Find the lines with the string "signal" and return them.

- [RECORDS TO PROCESS]:
──────
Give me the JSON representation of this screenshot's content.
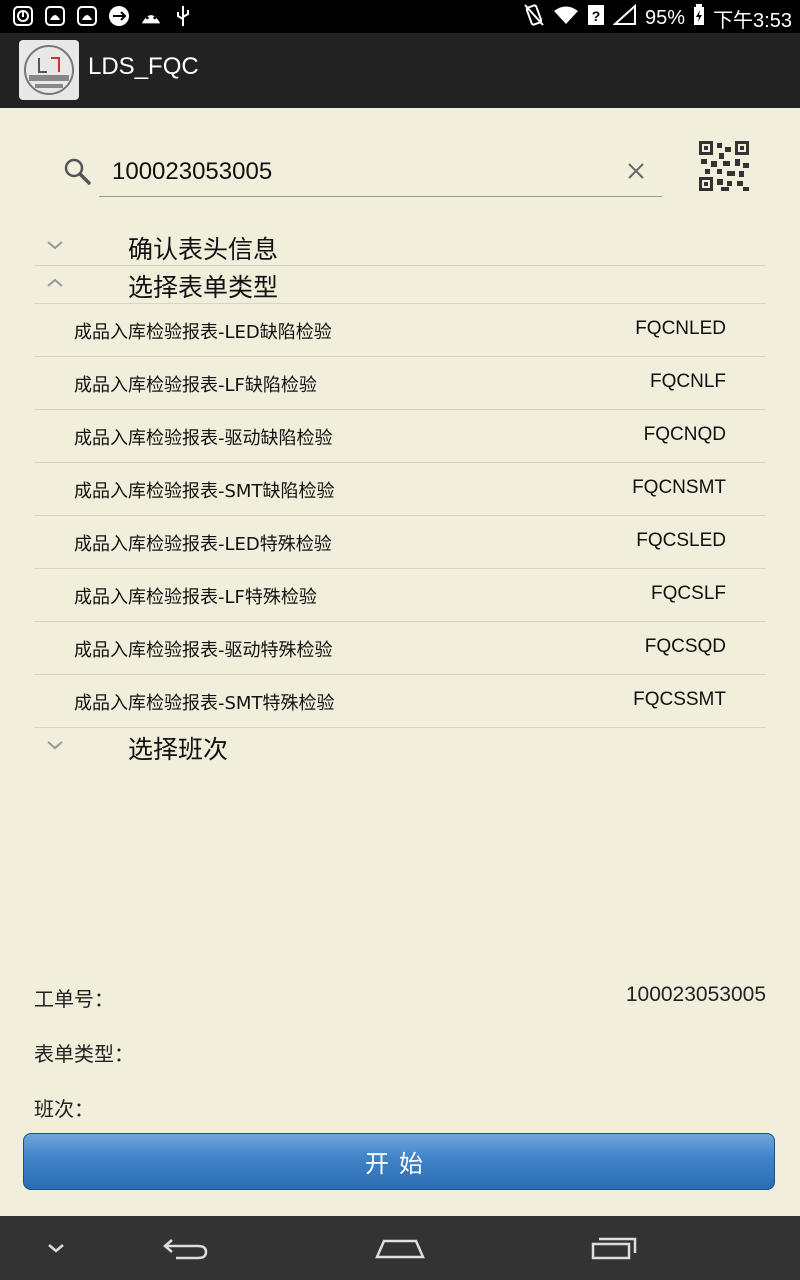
{
  "status_bar": {
    "battery": "95%",
    "time": "下午3:53",
    "left_icons": [
      "notification-icon",
      "android-debug-icon",
      "android-debug-icon",
      "usb-sync-icon",
      "android-icon",
      "usb-icon"
    ],
    "right_icons": [
      "vibrate-icon",
      "wifi-icon",
      "signal-unknown-icon",
      "cell-signal-icon",
      "battery-charging-icon"
    ]
  },
  "app_bar": {
    "title": "LDS_FQC",
    "logo_icon": "leedarson-logo"
  },
  "search": {
    "value": "100023053005",
    "search_icon": "search-icon",
    "clear_icon": "close-icon",
    "scan_icon": "qr-code-icon"
  },
  "sections": [
    {
      "title": "确认表头信息",
      "expanded": false
    },
    {
      "title": "选择表单类型",
      "expanded": true
    },
    {
      "title": "选择班次",
      "expanded": false
    }
  ],
  "form_types": [
    {
      "label": "成品入库检验报表-LED缺陷检验",
      "code": "FQCNLED"
    },
    {
      "label": "成品入库检验报表-LF缺陷检验",
      "code": "FQCNLF"
    },
    {
      "label": "成品入库检验报表-驱动缺陷检验",
      "code": "FQCNQD"
    },
    {
      "label": "成品入库检验报表-SMT缺陷检验",
      "code": "FQCNSMT"
    },
    {
      "label": "成品入库检验报表-LED特殊检验",
      "code": "FQCSLED"
    },
    {
      "label": "成品入库检验报表-LF特殊检验",
      "code": "FQCSLF"
    },
    {
      "label": "成品入库检验报表-驱动特殊检验",
      "code": "FQCSQD"
    },
    {
      "label": "成品入库检验报表-SMT特殊检验",
      "code": "FQCSSMT"
    }
  ],
  "summary": {
    "work_order_label": "工单号：",
    "work_order_value": "100023053005",
    "form_type_label": "表单类型：",
    "shift_label": "班次："
  },
  "start_button": "开始",
  "colors": {
    "background": "#f1eedb",
    "button_blue": "#3f82c8",
    "app_bar": "#222222"
  }
}
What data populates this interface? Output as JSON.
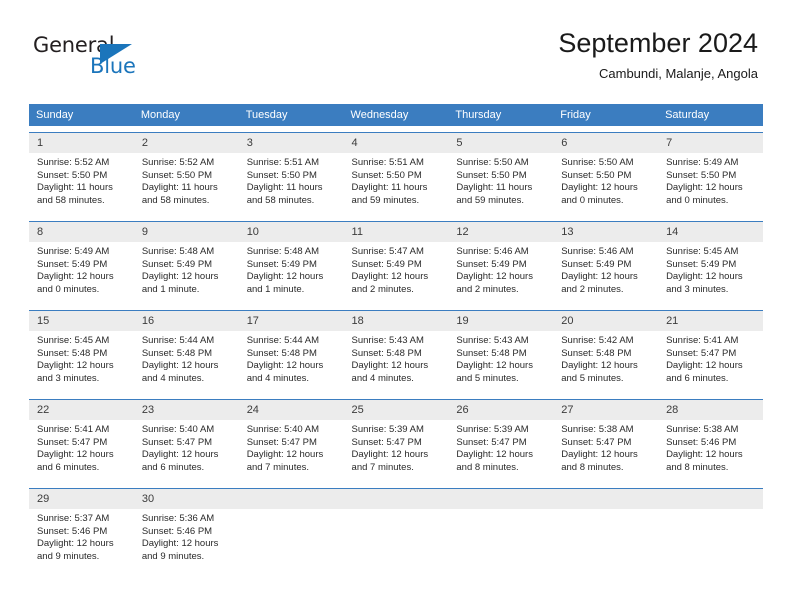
──────
- [CORRECT RESPONSE]:
      "signal-unknown-icon",
      "cell-signal-icon",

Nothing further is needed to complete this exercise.